■ Stored data
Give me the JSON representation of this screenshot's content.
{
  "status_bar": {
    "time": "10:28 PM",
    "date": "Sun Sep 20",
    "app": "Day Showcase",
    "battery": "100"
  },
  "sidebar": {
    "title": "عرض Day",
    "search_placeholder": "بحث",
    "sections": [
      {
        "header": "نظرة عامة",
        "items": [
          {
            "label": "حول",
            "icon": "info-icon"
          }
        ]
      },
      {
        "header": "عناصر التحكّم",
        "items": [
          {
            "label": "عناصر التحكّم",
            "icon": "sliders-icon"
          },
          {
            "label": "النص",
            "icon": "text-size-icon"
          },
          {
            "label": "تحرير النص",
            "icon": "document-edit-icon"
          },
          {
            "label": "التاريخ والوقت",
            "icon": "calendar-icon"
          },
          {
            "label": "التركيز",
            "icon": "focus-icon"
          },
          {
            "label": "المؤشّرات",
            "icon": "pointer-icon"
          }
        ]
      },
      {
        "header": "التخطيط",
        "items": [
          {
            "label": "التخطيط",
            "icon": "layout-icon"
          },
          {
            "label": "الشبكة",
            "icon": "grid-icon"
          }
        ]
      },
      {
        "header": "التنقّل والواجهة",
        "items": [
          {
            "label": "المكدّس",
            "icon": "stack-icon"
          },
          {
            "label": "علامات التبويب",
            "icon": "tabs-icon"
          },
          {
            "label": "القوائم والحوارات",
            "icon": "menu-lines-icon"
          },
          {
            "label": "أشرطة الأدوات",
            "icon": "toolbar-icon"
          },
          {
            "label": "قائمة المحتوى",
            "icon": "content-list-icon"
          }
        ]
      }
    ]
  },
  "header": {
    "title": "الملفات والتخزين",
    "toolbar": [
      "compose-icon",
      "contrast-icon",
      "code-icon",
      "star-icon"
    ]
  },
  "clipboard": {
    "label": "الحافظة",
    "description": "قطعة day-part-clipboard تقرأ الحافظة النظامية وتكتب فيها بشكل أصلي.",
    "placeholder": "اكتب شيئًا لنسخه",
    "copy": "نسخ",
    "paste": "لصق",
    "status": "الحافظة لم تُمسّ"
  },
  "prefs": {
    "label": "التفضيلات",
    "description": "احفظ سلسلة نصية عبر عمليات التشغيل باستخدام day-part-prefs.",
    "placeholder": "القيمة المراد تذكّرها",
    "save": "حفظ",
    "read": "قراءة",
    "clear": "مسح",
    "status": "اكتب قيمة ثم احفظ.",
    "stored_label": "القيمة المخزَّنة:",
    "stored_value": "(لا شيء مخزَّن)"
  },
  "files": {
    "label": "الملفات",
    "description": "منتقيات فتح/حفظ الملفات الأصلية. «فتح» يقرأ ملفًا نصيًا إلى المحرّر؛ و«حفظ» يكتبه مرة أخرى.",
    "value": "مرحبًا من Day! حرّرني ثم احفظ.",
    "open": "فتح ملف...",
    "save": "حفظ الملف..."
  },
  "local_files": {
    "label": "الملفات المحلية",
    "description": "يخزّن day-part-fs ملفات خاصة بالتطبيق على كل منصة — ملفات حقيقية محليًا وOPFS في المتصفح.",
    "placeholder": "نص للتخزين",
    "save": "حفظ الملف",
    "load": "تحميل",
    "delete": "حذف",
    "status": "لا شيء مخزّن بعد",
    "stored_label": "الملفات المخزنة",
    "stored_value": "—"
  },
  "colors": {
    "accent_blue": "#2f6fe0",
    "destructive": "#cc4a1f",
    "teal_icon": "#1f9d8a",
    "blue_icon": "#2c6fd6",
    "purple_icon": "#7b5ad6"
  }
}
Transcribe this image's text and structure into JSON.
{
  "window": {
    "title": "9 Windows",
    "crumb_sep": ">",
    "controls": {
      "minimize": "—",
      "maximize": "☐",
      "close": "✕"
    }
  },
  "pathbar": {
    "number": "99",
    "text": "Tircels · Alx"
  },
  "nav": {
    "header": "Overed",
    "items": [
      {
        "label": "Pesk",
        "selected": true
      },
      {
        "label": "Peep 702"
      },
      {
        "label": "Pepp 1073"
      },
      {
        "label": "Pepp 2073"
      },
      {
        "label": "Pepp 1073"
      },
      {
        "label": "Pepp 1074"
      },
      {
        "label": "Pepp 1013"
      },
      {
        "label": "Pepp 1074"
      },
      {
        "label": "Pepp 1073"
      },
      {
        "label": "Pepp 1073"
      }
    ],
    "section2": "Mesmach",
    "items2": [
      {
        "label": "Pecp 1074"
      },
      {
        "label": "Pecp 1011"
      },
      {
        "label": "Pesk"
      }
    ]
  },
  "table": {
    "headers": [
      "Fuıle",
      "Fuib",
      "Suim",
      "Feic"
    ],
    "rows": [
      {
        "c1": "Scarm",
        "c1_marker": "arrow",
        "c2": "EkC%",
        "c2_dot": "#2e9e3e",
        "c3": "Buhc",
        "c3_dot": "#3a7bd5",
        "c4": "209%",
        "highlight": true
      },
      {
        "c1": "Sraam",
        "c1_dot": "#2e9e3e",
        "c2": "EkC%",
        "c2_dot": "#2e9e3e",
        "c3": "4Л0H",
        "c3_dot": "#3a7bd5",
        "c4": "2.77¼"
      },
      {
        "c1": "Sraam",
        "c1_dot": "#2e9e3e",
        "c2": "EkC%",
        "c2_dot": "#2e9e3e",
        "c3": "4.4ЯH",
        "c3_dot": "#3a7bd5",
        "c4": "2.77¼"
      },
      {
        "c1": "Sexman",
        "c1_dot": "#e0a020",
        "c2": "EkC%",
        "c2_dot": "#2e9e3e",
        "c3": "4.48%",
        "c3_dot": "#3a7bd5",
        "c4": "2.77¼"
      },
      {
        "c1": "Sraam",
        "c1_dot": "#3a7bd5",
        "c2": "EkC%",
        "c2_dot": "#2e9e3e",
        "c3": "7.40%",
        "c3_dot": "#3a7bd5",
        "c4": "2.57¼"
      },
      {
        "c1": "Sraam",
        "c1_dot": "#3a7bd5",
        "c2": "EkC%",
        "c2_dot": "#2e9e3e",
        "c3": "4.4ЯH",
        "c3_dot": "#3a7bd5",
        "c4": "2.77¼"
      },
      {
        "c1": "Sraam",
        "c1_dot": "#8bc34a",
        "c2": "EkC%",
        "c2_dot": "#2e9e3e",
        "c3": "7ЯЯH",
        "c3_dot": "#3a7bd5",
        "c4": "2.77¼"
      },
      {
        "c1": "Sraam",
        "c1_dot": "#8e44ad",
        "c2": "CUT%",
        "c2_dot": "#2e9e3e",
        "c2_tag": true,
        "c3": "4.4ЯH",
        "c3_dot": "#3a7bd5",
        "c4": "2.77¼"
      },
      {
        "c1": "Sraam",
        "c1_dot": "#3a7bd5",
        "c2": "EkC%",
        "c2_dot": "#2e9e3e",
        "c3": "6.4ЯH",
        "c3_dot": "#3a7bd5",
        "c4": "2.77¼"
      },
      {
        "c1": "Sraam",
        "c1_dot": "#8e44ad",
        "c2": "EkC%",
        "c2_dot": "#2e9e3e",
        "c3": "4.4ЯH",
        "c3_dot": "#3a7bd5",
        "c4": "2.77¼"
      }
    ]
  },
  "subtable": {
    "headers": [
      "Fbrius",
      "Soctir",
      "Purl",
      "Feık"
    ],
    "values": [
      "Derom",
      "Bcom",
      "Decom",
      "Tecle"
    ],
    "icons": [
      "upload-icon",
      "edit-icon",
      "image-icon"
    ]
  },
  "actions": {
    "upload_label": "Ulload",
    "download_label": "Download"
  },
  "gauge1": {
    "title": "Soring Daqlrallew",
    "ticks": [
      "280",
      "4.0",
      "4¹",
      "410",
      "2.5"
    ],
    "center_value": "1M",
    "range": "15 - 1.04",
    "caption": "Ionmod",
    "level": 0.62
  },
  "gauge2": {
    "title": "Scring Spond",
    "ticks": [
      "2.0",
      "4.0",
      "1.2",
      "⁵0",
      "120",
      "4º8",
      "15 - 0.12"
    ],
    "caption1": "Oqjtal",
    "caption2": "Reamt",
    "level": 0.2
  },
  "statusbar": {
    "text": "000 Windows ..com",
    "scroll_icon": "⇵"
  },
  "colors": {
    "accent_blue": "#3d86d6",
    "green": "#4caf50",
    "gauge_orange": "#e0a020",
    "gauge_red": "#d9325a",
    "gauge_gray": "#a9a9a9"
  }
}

■ Task details
How many of the lines in the listing above hold the word "التحك"? Report only that figure.

■ In response
2